[Data records]
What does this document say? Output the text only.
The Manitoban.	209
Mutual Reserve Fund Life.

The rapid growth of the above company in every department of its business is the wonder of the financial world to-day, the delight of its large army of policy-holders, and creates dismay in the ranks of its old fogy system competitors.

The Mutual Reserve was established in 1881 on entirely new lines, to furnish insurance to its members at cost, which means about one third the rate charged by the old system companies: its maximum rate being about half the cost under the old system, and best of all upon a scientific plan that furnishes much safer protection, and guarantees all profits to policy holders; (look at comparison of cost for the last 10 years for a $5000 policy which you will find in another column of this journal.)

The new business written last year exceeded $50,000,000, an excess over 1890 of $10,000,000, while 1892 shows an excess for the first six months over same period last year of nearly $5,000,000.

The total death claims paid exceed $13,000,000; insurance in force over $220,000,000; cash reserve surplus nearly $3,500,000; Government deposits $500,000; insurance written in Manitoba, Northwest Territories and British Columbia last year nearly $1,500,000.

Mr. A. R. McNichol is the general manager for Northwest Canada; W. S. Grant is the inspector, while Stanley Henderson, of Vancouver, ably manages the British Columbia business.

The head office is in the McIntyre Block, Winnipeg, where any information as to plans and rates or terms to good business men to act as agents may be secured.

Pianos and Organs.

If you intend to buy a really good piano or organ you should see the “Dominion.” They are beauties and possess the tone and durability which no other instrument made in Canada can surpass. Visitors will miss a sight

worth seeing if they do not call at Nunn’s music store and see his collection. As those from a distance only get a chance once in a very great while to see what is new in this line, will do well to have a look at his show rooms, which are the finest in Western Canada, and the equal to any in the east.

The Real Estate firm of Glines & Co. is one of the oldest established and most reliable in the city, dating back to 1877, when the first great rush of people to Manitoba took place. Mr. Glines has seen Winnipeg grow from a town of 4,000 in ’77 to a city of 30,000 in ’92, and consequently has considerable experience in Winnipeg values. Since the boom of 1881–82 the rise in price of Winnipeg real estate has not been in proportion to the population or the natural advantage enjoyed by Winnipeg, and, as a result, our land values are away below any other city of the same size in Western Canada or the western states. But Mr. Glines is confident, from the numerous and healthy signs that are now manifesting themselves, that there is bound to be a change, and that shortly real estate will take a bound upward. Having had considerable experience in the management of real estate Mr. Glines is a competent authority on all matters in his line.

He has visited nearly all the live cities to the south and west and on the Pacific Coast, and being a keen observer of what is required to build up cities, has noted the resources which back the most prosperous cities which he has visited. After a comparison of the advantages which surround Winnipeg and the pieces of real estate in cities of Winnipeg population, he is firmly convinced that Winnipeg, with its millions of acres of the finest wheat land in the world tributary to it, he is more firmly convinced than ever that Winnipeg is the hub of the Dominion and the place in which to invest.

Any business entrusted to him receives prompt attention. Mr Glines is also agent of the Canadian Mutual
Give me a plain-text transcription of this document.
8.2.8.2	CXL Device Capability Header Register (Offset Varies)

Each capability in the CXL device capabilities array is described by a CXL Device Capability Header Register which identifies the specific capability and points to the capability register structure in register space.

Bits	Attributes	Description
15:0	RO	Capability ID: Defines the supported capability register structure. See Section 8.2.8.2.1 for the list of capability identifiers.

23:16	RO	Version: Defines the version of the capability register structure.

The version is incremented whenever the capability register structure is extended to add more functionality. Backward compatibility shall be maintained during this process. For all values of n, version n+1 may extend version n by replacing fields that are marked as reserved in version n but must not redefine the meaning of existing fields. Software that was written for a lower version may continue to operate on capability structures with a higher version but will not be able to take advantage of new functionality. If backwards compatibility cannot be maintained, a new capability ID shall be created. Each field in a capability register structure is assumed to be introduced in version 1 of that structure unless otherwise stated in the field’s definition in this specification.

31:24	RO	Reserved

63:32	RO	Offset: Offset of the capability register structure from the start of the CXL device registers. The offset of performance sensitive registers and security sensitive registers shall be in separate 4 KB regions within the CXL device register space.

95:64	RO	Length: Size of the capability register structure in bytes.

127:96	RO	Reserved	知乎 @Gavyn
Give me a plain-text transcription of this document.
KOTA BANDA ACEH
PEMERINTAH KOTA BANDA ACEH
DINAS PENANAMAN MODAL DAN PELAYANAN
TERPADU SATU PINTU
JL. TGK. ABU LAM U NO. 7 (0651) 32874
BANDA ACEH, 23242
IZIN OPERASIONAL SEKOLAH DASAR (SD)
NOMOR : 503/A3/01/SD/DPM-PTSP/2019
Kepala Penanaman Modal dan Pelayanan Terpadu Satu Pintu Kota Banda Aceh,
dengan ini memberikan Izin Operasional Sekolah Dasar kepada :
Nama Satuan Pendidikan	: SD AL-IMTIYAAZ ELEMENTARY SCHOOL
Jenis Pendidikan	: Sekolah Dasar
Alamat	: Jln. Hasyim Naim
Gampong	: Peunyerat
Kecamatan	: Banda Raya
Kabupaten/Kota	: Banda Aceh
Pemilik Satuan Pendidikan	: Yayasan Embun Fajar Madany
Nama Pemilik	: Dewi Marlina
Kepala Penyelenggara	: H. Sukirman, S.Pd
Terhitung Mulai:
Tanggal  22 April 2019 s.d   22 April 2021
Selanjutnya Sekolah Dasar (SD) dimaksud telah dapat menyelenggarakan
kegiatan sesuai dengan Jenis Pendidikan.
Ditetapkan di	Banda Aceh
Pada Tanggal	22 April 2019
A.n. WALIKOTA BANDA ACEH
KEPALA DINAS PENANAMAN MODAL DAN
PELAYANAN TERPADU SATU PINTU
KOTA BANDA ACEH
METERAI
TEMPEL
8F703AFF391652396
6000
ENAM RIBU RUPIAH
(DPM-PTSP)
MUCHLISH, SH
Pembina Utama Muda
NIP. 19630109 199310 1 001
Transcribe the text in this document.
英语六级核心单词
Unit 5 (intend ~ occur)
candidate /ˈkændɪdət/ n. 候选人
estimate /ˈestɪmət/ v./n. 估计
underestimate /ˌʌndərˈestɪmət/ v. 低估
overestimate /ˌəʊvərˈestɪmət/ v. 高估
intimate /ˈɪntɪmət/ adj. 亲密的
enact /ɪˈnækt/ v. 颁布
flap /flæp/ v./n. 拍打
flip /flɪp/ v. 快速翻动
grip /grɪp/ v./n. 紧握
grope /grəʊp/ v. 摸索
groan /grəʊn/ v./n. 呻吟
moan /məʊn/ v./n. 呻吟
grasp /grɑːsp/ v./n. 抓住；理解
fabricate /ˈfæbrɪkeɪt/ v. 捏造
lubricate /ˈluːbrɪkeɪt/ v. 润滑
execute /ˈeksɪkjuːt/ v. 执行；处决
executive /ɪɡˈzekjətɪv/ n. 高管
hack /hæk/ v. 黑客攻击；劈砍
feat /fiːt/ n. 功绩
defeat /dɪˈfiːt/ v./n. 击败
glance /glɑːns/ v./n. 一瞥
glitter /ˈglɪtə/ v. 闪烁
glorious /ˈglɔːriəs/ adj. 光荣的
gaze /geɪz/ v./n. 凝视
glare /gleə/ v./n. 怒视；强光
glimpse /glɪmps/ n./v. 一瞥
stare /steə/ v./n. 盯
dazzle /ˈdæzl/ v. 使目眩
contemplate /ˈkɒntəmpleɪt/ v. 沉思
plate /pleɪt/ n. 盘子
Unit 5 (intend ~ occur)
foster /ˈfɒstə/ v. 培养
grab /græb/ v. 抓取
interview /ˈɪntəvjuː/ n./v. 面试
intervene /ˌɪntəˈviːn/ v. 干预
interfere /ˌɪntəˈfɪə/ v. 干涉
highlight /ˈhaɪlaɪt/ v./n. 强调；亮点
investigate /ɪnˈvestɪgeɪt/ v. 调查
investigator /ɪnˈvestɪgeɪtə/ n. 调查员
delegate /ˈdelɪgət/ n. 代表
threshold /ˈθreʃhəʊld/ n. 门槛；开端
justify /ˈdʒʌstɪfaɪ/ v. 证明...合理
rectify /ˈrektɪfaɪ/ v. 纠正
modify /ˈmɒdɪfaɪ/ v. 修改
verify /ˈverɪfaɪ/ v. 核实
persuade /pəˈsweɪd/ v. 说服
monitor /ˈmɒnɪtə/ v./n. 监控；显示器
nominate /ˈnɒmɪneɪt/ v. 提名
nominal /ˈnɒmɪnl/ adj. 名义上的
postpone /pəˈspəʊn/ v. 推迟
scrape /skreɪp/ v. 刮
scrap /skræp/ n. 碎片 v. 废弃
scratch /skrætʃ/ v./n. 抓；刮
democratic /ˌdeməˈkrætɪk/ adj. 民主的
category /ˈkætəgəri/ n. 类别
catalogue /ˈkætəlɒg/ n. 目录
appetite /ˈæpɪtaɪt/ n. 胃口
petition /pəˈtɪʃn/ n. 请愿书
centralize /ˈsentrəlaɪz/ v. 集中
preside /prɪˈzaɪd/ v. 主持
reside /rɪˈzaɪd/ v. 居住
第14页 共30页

_YOUR TASK_
Copy out each line of the records where the string "Mutual" appears.

_THE ANSWER_
Mutual Reserve Fund Life.
The Mutual Reserve was established in 1881 on entirely new lines, to furnish insurance to its members at cost, which means about one third the rate charged by the old system companies: its maximum rate being about half the cost under the old system, and best of all upon a scientific plan that furnishes much safer protection, and guarantees all profits to policy holders; (look at comparison of cost for the last 10 years for a $5000 policy which you will find in another column of this journal.)
Any business entrusted to him receives prompt attention. Mr Glines is also agent of the Canadian Mutual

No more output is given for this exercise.